TASK BRIEF: Return all lines below containing the word "xlabel".

(Extracted data entries)
[start]
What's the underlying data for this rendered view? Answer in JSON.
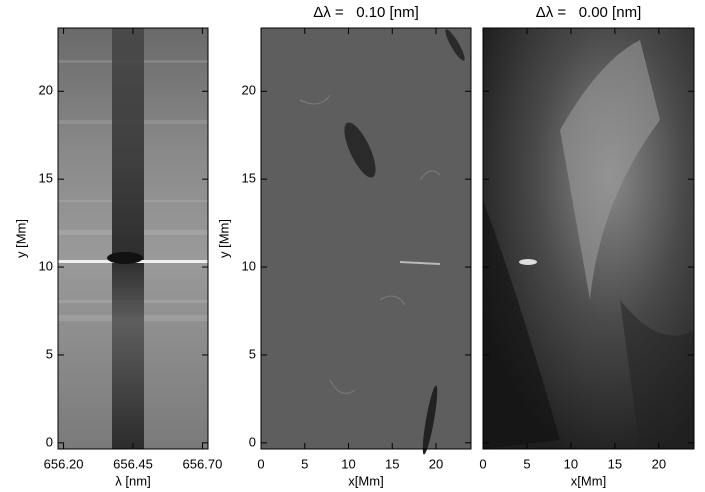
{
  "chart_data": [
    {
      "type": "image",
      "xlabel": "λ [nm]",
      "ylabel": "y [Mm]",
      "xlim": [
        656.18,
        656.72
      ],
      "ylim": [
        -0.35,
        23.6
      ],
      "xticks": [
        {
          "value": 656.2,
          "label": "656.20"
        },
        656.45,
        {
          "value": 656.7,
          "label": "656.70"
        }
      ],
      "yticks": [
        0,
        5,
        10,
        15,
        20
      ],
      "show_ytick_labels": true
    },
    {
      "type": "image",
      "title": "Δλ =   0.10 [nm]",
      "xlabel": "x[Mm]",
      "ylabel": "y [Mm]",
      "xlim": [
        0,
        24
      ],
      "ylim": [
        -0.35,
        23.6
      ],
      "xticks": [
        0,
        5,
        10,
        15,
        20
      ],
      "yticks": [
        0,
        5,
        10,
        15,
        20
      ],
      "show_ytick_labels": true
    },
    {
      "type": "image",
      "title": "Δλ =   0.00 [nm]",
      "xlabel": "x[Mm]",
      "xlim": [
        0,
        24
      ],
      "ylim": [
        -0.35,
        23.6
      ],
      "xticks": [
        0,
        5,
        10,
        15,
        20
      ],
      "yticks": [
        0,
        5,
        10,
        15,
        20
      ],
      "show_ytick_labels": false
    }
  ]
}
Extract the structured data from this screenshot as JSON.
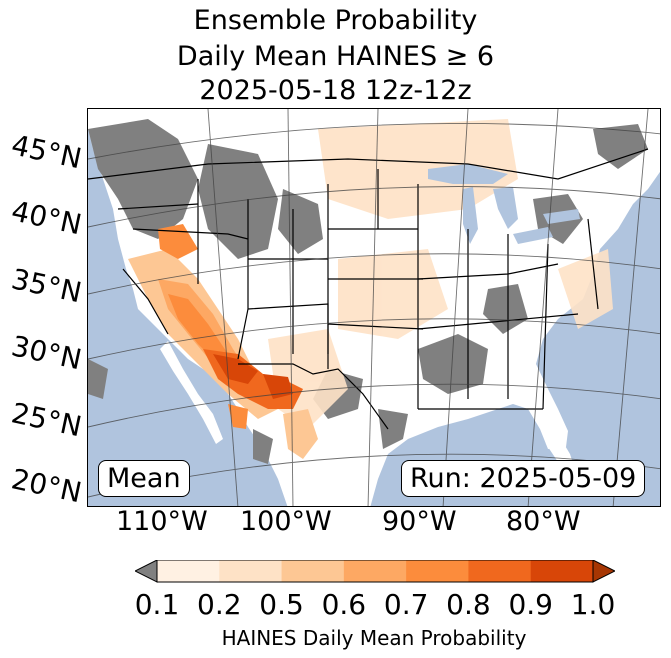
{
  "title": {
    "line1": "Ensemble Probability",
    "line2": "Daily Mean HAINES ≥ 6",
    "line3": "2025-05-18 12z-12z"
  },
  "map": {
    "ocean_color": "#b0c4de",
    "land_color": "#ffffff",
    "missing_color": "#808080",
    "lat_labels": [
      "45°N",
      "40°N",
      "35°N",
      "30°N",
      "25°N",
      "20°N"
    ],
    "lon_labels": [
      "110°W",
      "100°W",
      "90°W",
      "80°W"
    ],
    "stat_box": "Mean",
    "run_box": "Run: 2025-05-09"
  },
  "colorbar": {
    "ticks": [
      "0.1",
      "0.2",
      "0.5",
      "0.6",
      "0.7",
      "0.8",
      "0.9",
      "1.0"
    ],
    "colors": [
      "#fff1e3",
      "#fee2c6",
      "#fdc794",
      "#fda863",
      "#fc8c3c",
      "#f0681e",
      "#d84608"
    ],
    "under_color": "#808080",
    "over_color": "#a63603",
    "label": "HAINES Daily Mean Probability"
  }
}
[end]
[start]
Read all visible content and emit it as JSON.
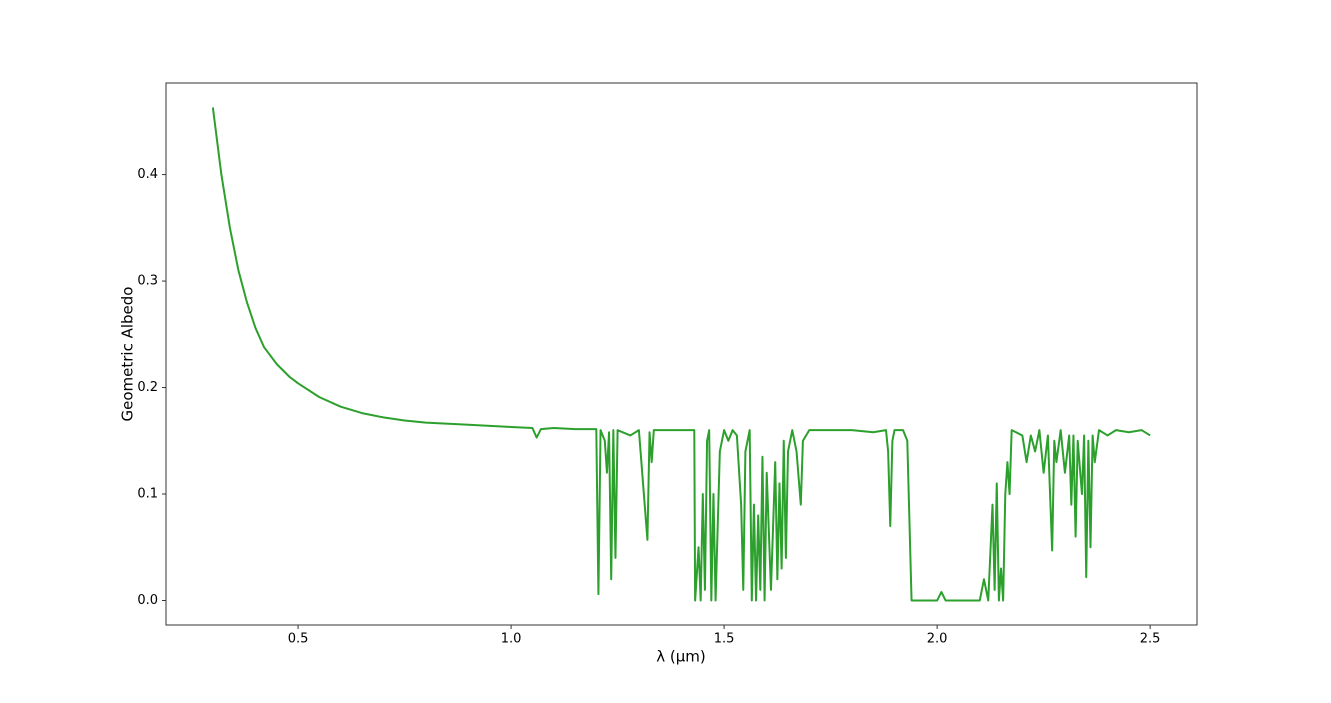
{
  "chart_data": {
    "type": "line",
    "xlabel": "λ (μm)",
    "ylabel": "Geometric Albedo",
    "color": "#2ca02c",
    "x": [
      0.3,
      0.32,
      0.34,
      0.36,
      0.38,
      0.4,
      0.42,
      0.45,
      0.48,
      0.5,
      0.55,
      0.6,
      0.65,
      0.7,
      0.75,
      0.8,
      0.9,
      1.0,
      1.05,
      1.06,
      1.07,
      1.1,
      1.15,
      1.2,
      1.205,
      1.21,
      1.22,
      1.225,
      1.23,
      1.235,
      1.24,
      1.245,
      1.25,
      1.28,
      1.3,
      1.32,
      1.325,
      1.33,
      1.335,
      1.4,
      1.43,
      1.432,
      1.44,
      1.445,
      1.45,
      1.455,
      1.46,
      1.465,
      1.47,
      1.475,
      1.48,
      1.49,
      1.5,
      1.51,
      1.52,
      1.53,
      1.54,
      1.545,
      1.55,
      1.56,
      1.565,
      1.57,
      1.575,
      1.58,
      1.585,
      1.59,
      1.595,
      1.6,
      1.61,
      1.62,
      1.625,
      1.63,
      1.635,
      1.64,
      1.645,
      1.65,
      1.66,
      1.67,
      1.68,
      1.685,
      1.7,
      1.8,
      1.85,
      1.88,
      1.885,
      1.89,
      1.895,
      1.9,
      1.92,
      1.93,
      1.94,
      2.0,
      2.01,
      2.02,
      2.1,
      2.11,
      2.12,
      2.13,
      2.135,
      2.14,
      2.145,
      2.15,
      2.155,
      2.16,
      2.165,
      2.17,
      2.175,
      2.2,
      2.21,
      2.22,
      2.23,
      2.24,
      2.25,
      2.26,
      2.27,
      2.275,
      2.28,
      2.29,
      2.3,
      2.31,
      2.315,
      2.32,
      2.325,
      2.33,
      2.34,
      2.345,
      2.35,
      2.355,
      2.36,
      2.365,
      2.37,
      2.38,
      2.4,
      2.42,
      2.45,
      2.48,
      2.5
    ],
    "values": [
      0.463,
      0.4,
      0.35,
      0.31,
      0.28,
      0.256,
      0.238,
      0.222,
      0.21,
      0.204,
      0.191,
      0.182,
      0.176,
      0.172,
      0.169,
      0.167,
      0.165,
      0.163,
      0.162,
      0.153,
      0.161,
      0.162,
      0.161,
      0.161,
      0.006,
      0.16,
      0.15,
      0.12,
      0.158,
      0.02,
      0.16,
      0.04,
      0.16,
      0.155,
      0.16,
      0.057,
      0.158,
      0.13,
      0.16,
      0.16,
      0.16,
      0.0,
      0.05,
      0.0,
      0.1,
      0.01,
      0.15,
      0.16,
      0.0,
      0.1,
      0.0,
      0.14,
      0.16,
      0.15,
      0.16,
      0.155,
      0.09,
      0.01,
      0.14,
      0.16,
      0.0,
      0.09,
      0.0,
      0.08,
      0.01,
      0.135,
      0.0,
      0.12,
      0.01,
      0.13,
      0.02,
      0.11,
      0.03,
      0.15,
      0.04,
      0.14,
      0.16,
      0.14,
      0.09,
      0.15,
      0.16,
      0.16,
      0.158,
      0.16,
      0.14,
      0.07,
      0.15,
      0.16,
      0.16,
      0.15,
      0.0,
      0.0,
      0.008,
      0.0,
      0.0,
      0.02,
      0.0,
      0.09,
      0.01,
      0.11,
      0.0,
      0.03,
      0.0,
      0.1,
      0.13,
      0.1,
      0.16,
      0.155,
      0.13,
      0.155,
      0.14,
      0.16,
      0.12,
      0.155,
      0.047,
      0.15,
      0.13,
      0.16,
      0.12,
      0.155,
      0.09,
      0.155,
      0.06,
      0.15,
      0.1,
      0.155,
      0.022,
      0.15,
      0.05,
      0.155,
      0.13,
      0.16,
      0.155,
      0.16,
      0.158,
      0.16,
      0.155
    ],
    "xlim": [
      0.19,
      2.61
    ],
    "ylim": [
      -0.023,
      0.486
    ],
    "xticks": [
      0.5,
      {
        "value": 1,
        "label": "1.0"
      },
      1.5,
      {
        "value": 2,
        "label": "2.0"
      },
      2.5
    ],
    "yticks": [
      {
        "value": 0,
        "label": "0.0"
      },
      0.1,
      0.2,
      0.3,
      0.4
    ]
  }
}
[end]
EXERCISE SOLUTION:
      "xlabel": "λ [nm]",
      "xlabel": "x[Mm]",
      "xlabel": "x[Mm]",
    "xlabel": "λ (μm)",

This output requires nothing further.